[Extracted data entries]
━━━━━━━━━━━━━━━━━━━━━━━━━━━━━━
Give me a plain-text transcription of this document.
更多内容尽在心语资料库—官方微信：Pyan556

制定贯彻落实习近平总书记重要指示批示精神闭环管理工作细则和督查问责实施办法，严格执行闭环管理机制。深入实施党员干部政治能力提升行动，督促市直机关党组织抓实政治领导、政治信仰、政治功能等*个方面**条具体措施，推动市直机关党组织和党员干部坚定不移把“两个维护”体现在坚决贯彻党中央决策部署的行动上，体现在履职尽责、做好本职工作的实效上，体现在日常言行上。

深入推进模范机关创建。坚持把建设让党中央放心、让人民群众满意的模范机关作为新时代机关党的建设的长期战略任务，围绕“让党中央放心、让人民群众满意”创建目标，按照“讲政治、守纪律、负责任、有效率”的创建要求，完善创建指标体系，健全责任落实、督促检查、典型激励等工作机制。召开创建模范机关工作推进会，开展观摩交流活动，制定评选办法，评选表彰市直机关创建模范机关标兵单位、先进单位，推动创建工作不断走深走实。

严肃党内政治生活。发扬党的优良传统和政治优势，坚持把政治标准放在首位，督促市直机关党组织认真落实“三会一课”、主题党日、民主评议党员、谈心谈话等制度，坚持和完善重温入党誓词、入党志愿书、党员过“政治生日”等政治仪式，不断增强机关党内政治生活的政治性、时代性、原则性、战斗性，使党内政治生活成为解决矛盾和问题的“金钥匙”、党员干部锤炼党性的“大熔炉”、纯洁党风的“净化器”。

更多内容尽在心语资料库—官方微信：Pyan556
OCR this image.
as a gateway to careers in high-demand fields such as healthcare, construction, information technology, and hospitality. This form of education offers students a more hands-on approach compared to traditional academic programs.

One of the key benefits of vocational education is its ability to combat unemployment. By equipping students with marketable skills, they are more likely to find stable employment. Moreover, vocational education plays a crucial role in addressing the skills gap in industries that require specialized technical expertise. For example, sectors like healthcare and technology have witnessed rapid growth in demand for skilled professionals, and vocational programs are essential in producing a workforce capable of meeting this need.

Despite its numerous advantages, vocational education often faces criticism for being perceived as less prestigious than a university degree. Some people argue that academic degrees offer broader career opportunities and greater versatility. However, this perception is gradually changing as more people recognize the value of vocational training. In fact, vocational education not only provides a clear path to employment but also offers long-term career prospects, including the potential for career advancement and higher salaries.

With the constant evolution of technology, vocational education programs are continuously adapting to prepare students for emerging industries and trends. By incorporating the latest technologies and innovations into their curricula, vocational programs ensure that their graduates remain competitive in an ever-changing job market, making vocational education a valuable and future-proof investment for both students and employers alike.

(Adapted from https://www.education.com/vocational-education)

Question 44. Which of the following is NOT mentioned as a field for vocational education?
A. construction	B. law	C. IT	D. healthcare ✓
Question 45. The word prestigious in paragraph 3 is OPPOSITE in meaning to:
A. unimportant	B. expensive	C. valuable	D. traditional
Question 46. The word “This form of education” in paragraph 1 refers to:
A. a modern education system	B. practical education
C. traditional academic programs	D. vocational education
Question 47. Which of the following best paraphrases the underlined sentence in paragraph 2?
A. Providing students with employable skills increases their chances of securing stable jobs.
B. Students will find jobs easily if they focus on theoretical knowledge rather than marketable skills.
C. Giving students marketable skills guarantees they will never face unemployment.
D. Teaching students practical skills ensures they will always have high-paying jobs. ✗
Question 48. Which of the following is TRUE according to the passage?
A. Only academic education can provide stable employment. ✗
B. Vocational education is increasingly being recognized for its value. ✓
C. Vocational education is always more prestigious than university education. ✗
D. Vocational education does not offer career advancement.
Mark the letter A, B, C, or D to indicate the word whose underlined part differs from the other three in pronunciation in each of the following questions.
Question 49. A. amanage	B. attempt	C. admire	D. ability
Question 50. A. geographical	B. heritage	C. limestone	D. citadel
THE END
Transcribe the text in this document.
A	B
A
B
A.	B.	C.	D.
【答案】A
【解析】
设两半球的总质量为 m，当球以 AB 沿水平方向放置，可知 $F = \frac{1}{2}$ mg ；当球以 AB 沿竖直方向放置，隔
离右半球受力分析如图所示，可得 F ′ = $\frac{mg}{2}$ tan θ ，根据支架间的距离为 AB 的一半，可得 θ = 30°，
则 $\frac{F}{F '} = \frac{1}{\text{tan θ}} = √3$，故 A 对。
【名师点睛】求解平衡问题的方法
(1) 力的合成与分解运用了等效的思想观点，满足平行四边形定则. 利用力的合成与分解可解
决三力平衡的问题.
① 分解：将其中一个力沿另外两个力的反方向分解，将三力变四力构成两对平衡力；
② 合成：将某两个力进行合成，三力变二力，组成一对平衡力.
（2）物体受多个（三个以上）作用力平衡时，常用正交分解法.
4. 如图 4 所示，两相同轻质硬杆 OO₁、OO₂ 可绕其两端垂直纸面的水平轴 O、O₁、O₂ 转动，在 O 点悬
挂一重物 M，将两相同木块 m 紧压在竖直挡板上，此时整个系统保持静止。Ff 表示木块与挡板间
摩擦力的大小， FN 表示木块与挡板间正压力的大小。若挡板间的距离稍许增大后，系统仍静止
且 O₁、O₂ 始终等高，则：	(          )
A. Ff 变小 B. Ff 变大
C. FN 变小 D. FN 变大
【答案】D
━━━━━━━━━━━━━━━━━━━━━━━━━━━━━━
> [Task to complete]:
State the number of lines in this listing that contain the string "always", and add nothing else.

> [Output for this task]:
2